- Work instructions
Gather the lines below that include the string "bottom", copying each in full.

- Information given
☆ ☆ ☆ ☆ ☆
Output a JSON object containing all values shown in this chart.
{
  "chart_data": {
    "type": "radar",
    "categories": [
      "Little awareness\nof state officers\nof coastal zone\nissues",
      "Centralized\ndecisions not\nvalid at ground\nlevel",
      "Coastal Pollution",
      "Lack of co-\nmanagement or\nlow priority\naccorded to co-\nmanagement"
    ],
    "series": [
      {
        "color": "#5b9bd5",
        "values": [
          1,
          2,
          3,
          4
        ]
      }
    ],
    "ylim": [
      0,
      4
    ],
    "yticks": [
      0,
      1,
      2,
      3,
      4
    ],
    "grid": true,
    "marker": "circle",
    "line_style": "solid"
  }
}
☆ ☆ ☆ ☆ ☆
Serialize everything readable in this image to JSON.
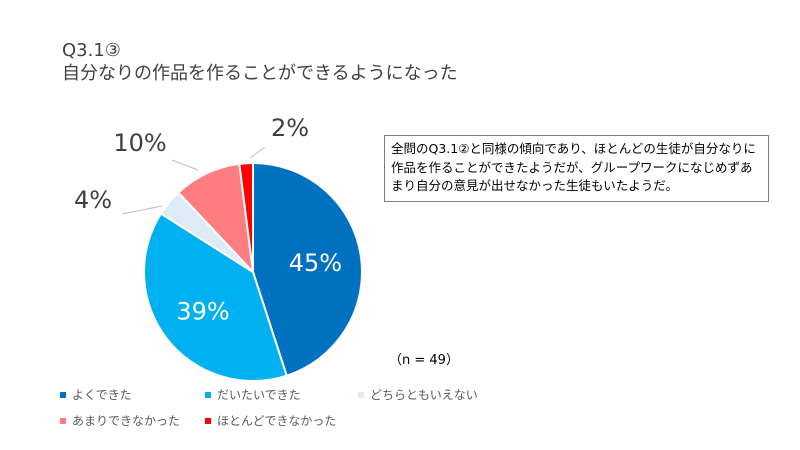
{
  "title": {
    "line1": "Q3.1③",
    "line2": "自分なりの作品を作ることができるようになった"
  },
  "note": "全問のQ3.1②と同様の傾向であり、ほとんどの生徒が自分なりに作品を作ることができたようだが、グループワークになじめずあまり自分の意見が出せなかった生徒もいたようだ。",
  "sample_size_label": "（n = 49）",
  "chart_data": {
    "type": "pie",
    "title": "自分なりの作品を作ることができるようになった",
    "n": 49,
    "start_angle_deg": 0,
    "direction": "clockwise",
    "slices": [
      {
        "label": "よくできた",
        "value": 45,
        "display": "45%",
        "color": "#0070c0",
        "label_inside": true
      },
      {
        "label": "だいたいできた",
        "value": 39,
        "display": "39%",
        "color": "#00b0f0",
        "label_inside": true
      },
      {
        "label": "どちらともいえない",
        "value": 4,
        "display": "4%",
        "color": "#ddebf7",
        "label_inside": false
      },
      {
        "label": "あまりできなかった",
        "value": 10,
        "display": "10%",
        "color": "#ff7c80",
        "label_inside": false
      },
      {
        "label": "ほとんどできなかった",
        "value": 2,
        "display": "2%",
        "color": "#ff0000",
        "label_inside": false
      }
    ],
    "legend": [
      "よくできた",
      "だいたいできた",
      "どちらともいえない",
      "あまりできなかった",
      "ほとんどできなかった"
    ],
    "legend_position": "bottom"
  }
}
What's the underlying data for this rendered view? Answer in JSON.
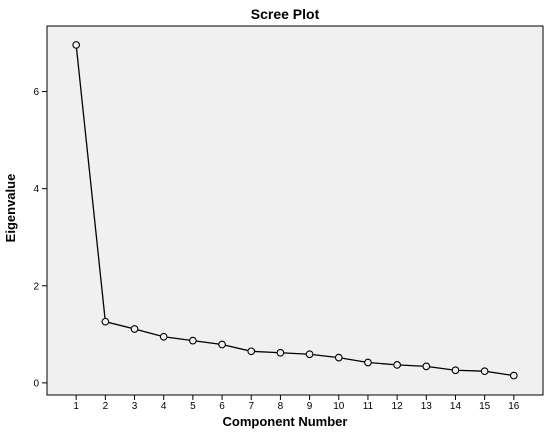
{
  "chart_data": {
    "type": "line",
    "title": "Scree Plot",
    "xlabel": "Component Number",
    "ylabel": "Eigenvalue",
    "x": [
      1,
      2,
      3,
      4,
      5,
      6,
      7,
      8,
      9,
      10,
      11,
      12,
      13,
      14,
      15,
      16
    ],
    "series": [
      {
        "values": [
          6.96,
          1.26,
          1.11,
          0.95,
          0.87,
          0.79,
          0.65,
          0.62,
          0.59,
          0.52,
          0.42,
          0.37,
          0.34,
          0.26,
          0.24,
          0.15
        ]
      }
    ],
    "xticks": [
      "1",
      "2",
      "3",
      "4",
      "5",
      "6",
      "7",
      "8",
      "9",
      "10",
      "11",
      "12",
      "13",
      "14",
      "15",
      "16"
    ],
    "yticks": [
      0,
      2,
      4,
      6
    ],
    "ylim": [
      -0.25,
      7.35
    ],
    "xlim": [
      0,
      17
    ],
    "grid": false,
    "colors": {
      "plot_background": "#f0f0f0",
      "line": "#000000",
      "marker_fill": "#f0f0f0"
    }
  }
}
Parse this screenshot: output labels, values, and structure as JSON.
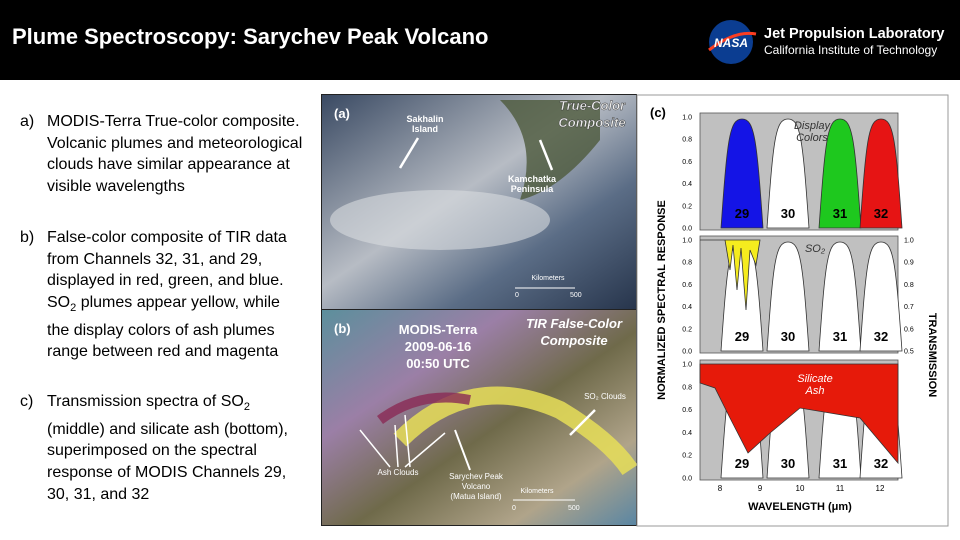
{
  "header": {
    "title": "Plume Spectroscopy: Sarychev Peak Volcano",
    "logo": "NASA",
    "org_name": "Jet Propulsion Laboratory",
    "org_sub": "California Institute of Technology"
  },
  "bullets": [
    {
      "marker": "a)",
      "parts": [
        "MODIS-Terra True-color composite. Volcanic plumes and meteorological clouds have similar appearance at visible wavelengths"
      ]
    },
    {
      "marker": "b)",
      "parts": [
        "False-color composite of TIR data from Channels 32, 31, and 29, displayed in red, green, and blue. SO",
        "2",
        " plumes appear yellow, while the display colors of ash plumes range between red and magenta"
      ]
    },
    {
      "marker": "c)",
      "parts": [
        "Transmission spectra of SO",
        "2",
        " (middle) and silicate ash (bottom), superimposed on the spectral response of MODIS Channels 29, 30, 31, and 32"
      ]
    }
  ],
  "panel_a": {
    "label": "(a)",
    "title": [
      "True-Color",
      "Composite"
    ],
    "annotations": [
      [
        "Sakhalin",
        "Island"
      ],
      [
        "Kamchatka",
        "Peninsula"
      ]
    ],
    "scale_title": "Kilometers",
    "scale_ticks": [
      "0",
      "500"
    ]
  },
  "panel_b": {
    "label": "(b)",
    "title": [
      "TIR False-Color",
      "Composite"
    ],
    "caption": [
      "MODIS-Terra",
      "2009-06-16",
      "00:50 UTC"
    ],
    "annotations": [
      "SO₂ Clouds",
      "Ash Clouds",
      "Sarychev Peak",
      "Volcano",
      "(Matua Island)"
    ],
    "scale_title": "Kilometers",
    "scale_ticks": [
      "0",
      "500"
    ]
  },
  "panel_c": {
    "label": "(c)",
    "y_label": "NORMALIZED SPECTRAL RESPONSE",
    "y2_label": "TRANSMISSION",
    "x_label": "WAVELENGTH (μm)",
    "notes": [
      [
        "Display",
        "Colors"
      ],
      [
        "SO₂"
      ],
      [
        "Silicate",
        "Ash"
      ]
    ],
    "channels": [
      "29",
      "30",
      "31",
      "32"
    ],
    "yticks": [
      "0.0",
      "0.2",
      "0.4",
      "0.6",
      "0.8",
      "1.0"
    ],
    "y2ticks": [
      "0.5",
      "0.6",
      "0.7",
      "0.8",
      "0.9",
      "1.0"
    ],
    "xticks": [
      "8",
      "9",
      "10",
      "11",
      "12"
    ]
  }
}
☆ ☆ ☆ ☆ ☆
- Full output
    "legend_position": "bottom"
        " (middle) and silicate ash (bottom), superimposed on the spectral response of MODIS Channels 29, 30, 31, and 32"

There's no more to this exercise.